• _What is asked_:
Without the pictures, return each record as it appears.

# start of Provided entries

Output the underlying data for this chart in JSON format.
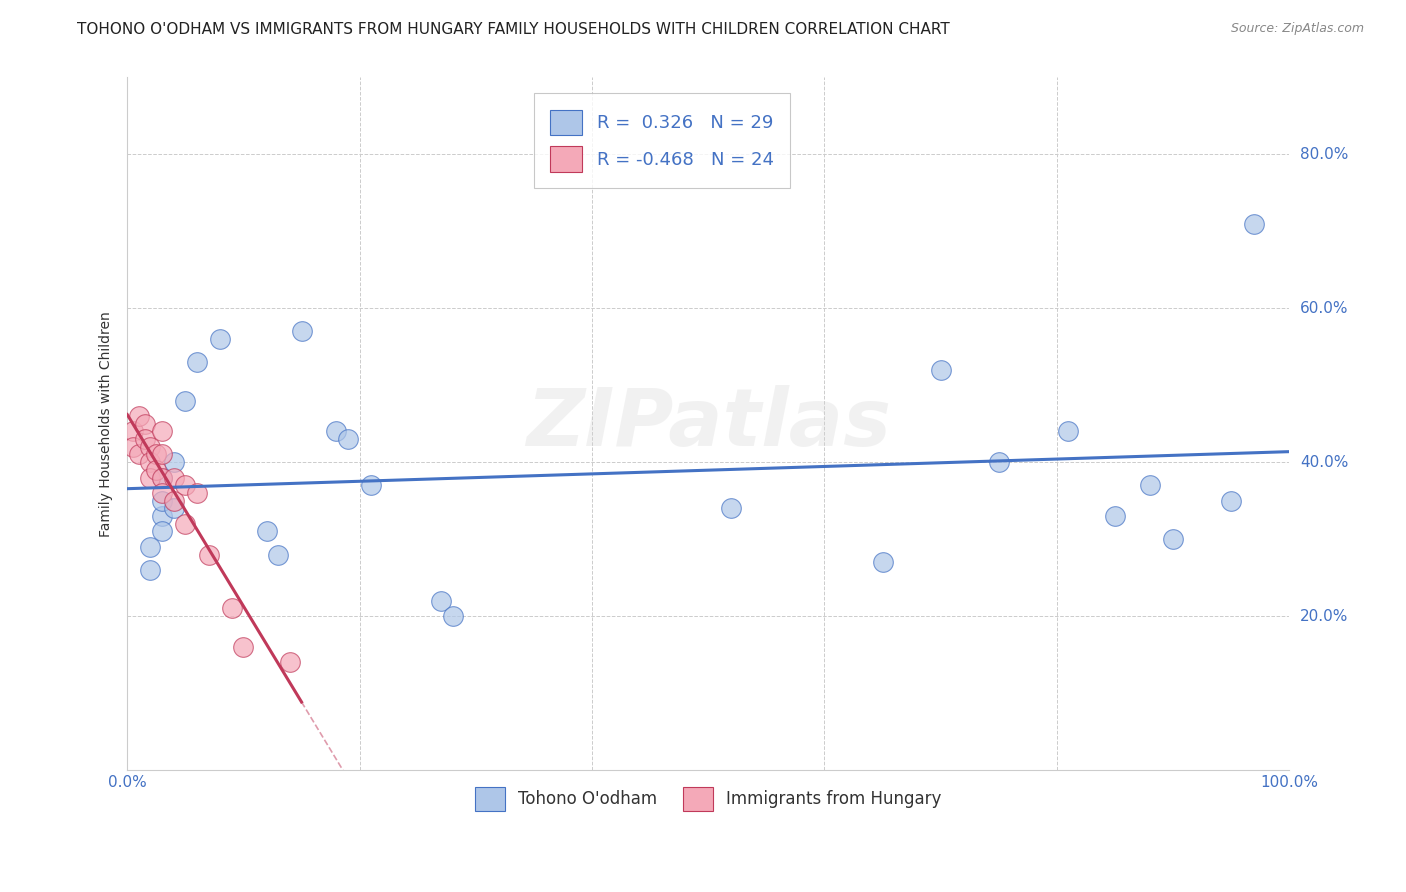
{
  "title": "TOHONO O'ODHAM VS IMMIGRANTS FROM HUNGARY FAMILY HOUSEHOLDS WITH CHILDREN CORRELATION CHART",
  "source": "Source: ZipAtlas.com",
  "ylabel": "Family Households with Children",
  "xlabel": "",
  "xlim": [
    0,
    1.0
  ],
  "ylim": [
    0,
    0.9
  ],
  "yticks": [
    0.2,
    0.4,
    0.6,
    0.8
  ],
  "ytick_labels": [
    "20.0%",
    "40.0%",
    "60.0%",
    "80.0%"
  ],
  "xticks": [
    0.0,
    0.2,
    0.4,
    0.6,
    0.8,
    1.0
  ],
  "xtick_labels": [
    "0.0%",
    "",
    "",
    "",
    "",
    "100.0%"
  ],
  "legend1_color": "#aec6e8",
  "legend2_color": "#f4a9b8",
  "line1_color": "#4472c4",
  "line2_color": "#c0395a",
  "watermark": "ZIPatlas",
  "legend_entries": [
    "Tohono O'odham",
    "Immigrants from Hungary"
  ],
  "blue_r": 0.326,
  "blue_n": 29,
  "pink_r": -0.468,
  "pink_n": 24,
  "blue_points_x": [
    0.02,
    0.02,
    0.03,
    0.03,
    0.03,
    0.03,
    0.04,
    0.04,
    0.05,
    0.06,
    0.08,
    0.12,
    0.13,
    0.15,
    0.18,
    0.19,
    0.21,
    0.27,
    0.28,
    0.52,
    0.65,
    0.7,
    0.75,
    0.81,
    0.85,
    0.88,
    0.9,
    0.95,
    0.97
  ],
  "blue_points_y": [
    0.29,
    0.26,
    0.33,
    0.31,
    0.35,
    0.38,
    0.4,
    0.34,
    0.48,
    0.53,
    0.56,
    0.31,
    0.28,
    0.57,
    0.44,
    0.43,
    0.37,
    0.22,
    0.2,
    0.34,
    0.27,
    0.52,
    0.4,
    0.44,
    0.33,
    0.37,
    0.3,
    0.35,
    0.71
  ],
  "pink_points_x": [
    0.005,
    0.005,
    0.01,
    0.01,
    0.015,
    0.015,
    0.02,
    0.02,
    0.02,
    0.025,
    0.025,
    0.03,
    0.03,
    0.03,
    0.03,
    0.04,
    0.04,
    0.05,
    0.05,
    0.06,
    0.07,
    0.09,
    0.1,
    0.14
  ],
  "pink_points_y": [
    0.44,
    0.42,
    0.46,
    0.41,
    0.45,
    0.43,
    0.42,
    0.4,
    0.38,
    0.41,
    0.39,
    0.44,
    0.41,
    0.38,
    0.36,
    0.38,
    0.35,
    0.37,
    0.32,
    0.36,
    0.28,
    0.21,
    0.16,
    0.14
  ],
  "background_color": "#ffffff",
  "grid_color": "#cccccc",
  "title_fontsize": 11,
  "axis_fontsize": 10,
  "tick_fontsize": 11
}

# end of Provided entries

• _Solution to this problem_:
Output the underlying data for this chart in JSON format.
{
  "title": "TOHONO O'ODHAM VS IMMIGRANTS FROM HUNGARY FAMILY HOUSEHOLDS WITH CHILDREN CORRELATION CHART",
  "source": "Source: ZipAtlas.com",
  "ylabel": "Family Households with Children",
  "xlabel": "",
  "xlim": [
    0,
    1.0
  ],
  "ylim": [
    0,
    0.9
  ],
  "yticks": [
    0.2,
    0.4,
    0.6,
    0.8
  ],
  "ytick_labels": [
    "20.0%",
    "40.0%",
    "60.0%",
    "80.0%"
  ],
  "xticks": [
    0.0,
    0.2,
    0.4,
    0.6,
    0.8,
    1.0
  ],
  "xtick_labels": [
    "0.0%",
    "",
    "",
    "",
    "",
    "100.0%"
  ],
  "legend1_color": "#aec6e8",
  "legend2_color": "#f4a9b8",
  "line1_color": "#4472c4",
  "line2_color": "#c0395a",
  "watermark": "ZIPatlas",
  "legend_entries": [
    "Tohono O'odham",
    "Immigrants from Hungary"
  ],
  "blue_r": 0.326,
  "blue_n": 29,
  "pink_r": -0.468,
  "pink_n": 24,
  "blue_points_x": [
    0.02,
    0.02,
    0.03,
    0.03,
    0.03,
    0.03,
    0.04,
    0.04,
    0.05,
    0.06,
    0.08,
    0.12,
    0.13,
    0.15,
    0.18,
    0.19,
    0.21,
    0.27,
    0.28,
    0.52,
    0.65,
    0.7,
    0.75,
    0.81,
    0.85,
    0.88,
    0.9,
    0.95,
    0.97
  ],
  "blue_points_y": [
    0.29,
    0.26,
    0.33,
    0.31,
    0.35,
    0.38,
    0.4,
    0.34,
    0.48,
    0.53,
    0.56,
    0.31,
    0.28,
    0.57,
    0.44,
    0.43,
    0.37,
    0.22,
    0.2,
    0.34,
    0.27,
    0.52,
    0.4,
    0.44,
    0.33,
    0.37,
    0.3,
    0.35,
    0.71
  ],
  "pink_points_x": [
    0.005,
    0.005,
    0.01,
    0.01,
    0.015,
    0.015,
    0.02,
    0.02,
    0.02,
    0.025,
    0.025,
    0.03,
    0.03,
    0.03,
    0.03,
    0.04,
    0.04,
    0.05,
    0.05,
    0.06,
    0.07,
    0.09,
    0.1,
    0.14
  ],
  "pink_points_y": [
    0.44,
    0.42,
    0.46,
    0.41,
    0.45,
    0.43,
    0.42,
    0.4,
    0.38,
    0.41,
    0.39,
    0.44,
    0.41,
    0.38,
    0.36,
    0.38,
    0.35,
    0.37,
    0.32,
    0.36,
    0.28,
    0.21,
    0.16,
    0.14
  ],
  "background_color": "#ffffff",
  "grid_color": "#cccccc",
  "title_fontsize": 11,
  "axis_fontsize": 10,
  "tick_fontsize": 11
}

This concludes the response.